=== Records for this task ===

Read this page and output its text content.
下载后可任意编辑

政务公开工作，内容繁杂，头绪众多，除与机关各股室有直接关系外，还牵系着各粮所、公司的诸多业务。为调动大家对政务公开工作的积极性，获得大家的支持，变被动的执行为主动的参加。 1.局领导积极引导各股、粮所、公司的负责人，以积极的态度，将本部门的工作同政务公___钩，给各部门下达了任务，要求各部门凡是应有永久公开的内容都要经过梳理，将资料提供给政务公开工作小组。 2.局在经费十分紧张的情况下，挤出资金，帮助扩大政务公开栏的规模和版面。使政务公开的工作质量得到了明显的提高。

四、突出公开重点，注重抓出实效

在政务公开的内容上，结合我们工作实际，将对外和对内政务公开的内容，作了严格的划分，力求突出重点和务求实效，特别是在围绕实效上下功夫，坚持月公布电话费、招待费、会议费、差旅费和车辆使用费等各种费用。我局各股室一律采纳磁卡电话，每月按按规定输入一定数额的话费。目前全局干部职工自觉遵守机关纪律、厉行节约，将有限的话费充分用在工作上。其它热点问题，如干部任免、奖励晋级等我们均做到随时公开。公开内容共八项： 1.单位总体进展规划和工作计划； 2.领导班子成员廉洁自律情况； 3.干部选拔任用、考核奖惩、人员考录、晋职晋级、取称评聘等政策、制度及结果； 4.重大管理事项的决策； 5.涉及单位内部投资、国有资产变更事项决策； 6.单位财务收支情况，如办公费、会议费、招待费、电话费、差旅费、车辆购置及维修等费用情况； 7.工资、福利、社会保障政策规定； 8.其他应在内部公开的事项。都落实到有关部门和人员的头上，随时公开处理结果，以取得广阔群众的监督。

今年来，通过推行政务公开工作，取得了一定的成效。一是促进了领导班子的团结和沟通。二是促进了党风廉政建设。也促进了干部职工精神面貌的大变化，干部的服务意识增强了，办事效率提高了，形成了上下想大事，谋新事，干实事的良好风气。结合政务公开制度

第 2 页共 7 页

===

Reproduce all the records precisely.

Task output ▸
Read this page and output its text content.
下载后可任意编辑

政务公开工作，内容繁杂，头绪众多，除与机关各股室有直接关系外，还牵系着各粮所、公司的诸多业务。为调动大家对政务公开工作的积极性，获得大家的支持，变被动的执行为主动的参加。 1.局领导积极引导各股、粮所、公司的负责人，以积极的态度，将本部门的工作同政务公___钩，给各部门下达了任务，要求各部门凡是应有永久公开的内容都要经过梳理，将资料提供给政务公开工作小组。 2.局在经费十分紧张的情况下，挤出资金，帮助扩大政务公开栏的规模和版面。使政务公开的工作质量得到了明显的提高。

四、突出公开重点，注重抓出实效

在政务公开的内容上，结合我们工作实际，将对外和对内政务公开的内容，作了严格的划分，力求突出重点和务求实效，特别是在围绕实效上下功夫，坚持月公布电话费、招待费、会议费、差旅费和车辆使用费等各种费用。我局各股室一律采纳磁卡电话，每月按按规定输入一定数额的话费。目前全局干部职工自觉遵守机关纪律、厉行节约，将有限的话费充分用在工作上。其它热点问题，如干部任免、奖励晋级等我们均做到随时公开。公开内容共八项： 1.单位总体进展规划和工作计划； 2.领导班子成员廉洁自律情况； 3.干部选拔任用、考核奖惩、人员考录、晋职晋级、取称评聘等政策、制度及结果； 4.重大管理事项的决策； 5.涉及单位内部投资、国有资产变更事项决策； 6.单位财务收支情况，如办公费、会议费、招待费、电话费、差旅费、车辆购置及维修等费用情况； 7.工资、福利、社会保障政策规定； 8.其他应在内部公开的事项。都落实到有关部门和人员的头上，随时公开处理结果，以取得广阔群众的监督。

今年来，通过推行政务公开工作，取得了一定的成效。一是促进了领导班子的团结和沟通。二是促进了党风廉政建设。也促进了干部职工精神面貌的大变化，干部的服务意识增强了，办事效率提高了，形成了上下想大事，谋新事，干实事的良好风气。结合政务公开制度

第 2 页共 7 页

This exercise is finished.